▶ PROBLEM DETAILS: Where the word "PARENTS" occurs in a line, return that line.

Dataset entries
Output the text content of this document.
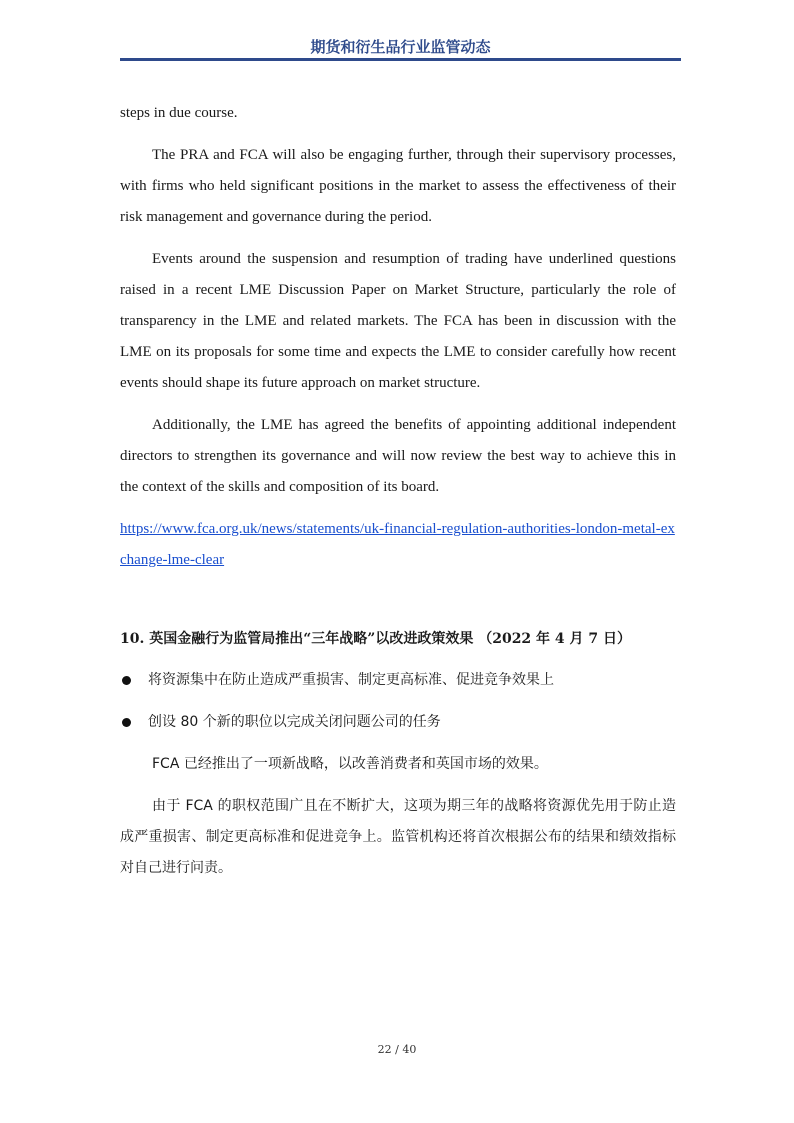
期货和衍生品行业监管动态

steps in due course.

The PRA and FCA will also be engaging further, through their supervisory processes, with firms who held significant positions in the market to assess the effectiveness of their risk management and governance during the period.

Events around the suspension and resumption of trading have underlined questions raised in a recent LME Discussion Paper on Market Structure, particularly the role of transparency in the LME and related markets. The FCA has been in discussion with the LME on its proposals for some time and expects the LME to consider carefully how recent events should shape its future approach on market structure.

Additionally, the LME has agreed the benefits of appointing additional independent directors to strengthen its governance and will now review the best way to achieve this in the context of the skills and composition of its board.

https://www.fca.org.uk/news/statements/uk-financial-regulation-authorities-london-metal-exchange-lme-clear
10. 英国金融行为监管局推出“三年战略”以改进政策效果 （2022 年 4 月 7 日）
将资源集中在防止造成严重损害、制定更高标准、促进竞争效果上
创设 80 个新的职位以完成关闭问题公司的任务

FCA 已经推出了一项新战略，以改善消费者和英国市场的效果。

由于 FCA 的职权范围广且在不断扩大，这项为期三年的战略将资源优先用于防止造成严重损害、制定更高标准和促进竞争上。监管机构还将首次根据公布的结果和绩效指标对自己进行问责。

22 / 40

---

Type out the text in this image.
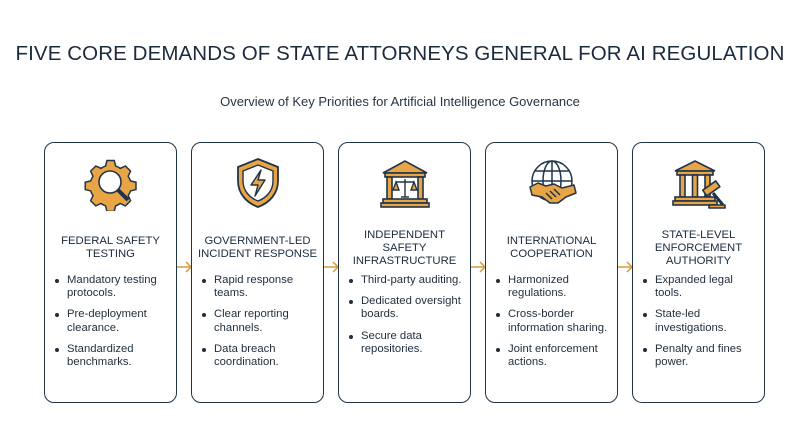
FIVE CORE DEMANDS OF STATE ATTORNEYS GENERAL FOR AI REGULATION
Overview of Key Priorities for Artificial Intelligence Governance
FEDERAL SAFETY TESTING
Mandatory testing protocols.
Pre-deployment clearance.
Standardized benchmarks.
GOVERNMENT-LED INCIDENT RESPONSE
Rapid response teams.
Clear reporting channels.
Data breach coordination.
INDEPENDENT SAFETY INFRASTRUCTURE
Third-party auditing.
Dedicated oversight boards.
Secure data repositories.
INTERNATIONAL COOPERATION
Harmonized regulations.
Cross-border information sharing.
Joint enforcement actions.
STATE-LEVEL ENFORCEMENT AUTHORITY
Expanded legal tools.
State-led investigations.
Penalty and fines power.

--

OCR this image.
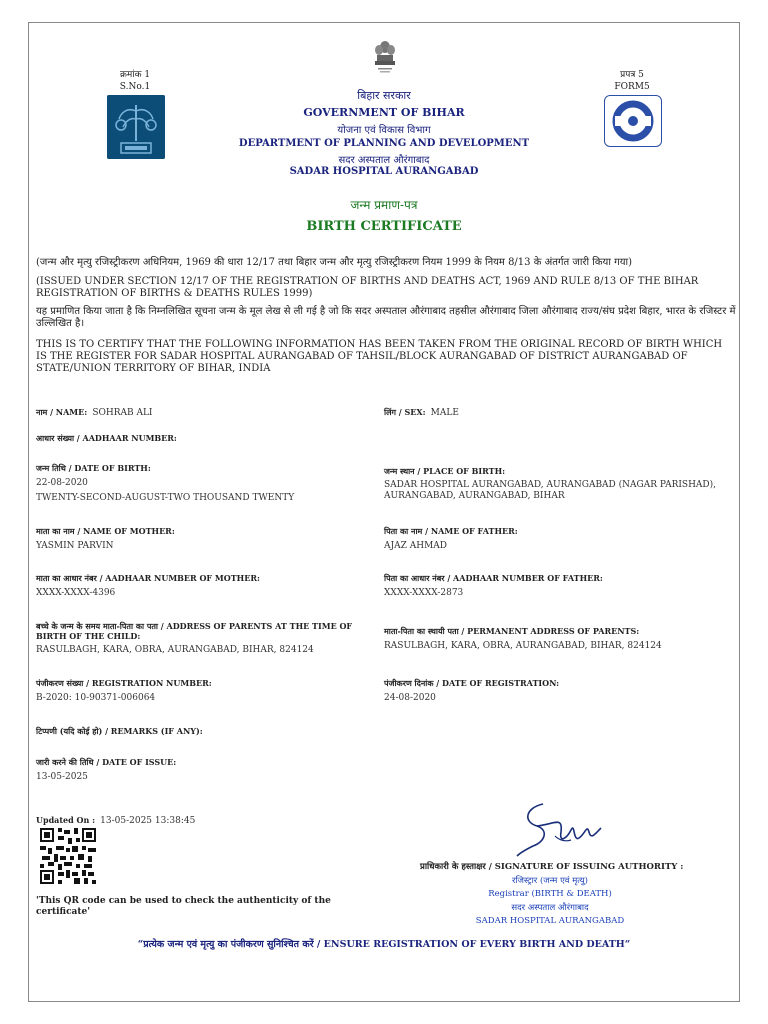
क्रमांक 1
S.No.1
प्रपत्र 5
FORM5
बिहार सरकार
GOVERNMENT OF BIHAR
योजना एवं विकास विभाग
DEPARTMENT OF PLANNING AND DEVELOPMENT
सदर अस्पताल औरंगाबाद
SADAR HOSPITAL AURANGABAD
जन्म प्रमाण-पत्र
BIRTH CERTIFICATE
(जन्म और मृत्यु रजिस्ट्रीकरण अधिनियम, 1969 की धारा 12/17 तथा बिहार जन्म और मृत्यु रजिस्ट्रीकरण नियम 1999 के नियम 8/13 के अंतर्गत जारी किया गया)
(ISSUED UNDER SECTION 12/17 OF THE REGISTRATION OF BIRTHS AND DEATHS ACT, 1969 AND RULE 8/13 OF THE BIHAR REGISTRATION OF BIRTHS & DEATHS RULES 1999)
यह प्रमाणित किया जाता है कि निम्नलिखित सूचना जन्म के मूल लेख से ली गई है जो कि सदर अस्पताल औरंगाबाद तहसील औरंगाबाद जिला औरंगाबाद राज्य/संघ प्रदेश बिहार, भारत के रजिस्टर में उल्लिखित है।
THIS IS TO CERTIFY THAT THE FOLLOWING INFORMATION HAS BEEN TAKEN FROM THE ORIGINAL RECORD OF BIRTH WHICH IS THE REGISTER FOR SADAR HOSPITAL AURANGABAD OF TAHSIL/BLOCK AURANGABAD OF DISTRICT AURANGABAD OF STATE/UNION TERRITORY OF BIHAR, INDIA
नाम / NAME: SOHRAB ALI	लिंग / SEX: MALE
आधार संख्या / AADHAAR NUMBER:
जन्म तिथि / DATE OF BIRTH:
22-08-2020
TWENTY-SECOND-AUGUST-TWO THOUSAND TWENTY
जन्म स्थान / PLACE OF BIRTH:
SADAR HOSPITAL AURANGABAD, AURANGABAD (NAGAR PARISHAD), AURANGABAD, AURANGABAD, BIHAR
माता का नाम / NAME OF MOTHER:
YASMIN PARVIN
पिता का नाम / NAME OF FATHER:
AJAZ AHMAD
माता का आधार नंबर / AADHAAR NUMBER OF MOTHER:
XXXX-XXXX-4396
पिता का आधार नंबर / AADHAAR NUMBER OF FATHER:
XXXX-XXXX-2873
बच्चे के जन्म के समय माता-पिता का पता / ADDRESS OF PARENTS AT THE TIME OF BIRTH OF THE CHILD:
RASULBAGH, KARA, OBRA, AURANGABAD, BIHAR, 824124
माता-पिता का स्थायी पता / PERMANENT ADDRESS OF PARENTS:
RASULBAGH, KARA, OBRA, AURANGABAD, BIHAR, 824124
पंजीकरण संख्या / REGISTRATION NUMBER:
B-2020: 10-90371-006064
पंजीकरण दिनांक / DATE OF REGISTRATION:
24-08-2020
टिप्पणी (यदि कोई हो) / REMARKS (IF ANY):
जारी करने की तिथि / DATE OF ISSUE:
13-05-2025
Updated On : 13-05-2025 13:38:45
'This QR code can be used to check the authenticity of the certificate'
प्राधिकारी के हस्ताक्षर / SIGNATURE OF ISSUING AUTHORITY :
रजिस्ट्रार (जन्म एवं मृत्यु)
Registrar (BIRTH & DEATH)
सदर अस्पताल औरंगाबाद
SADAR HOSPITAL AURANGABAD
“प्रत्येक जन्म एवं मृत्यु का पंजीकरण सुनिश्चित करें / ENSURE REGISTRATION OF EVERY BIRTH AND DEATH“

▶ RESPONSE TO THE EXERCISE:
बच्चे के जन्म के समय माता-पिता का पता / ADDRESS OF PARENTS AT THE TIME OF BIRTH OF THE CHILD:
माता-पिता का स्थायी पता / PERMANENT ADDRESS OF PARENTS:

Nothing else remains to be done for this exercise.